BEGIN Material provided

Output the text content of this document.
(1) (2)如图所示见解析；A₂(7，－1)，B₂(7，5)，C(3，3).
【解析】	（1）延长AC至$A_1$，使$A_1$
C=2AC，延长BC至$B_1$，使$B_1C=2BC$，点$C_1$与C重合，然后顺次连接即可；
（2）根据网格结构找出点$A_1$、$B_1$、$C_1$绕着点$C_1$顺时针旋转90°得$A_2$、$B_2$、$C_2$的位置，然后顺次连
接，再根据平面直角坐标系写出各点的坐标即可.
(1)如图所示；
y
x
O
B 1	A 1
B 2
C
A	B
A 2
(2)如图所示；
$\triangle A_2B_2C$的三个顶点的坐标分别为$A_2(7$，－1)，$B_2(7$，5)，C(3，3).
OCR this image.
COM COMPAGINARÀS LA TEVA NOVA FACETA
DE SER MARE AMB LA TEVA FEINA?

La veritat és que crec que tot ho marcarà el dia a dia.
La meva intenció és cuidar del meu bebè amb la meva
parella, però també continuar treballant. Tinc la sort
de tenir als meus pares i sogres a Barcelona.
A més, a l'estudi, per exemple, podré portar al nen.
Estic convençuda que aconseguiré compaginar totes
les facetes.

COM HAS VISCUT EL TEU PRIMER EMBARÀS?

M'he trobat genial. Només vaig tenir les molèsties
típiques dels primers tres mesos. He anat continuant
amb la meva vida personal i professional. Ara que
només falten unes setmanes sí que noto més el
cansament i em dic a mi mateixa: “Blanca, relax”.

END Material provided

* **Problem description**: Each record above should be output again exactly.

* **Exercise answer**:
Output the text content of this document.
(1) (2)如图所示见解析；A₂(7，－1)，B₂(7，5)，C(3，3).
【解析】	（1）延长AC至$A_1$，使$A_1$
C=2AC，延长BC至$B_1$，使$B_1C=2BC$，点$C_1$与C重合，然后顺次连接即可；
（2）根据网格结构找出点$A_1$、$B_1$、$C_1$绕着点$C_1$顺时针旋转90°得$A_2$、$B_2$、$C_2$的位置，然后顺次连
接，再根据平面直角坐标系写出各点的坐标即可.
(1)如图所示；
y
x
O
B 1	A 1
B 2
C
A	B
A 2
(2)如图所示；
$\triangle A_2B_2C$的三个顶点的坐标分别为$A_2(7$，－1)，$B_2(7$，5)，C(3，3).
OCR this image.
COM COMPAGINARÀS LA TEVA NOVA FACETA
DE SER MARE AMB LA TEVA FEINA?

La veritat és que crec que tot ho marcarà el dia a dia.
La meva intenció és cuidar del meu bebè amb la meva
parella, però també continuar treballant. Tinc la sort
de tenir als meus pares i sogres a Barcelona.
A més, a l'estudi, per exemple, podré portar al nen.
Estic convençuda que aconseguiré compaginar totes
les facetes.

COM HAS VISCUT EL TEU PRIMER EMBARÀS?

M'he trobat genial. Només vaig tenir les molèsties
típiques dels primers tres mesos. He anat continuant
amb la meva vida personal i professional. Ara que
només falten unes setmanes sí que noto més el
cansament i em dic a mi mateixa: “Blanca, relax”.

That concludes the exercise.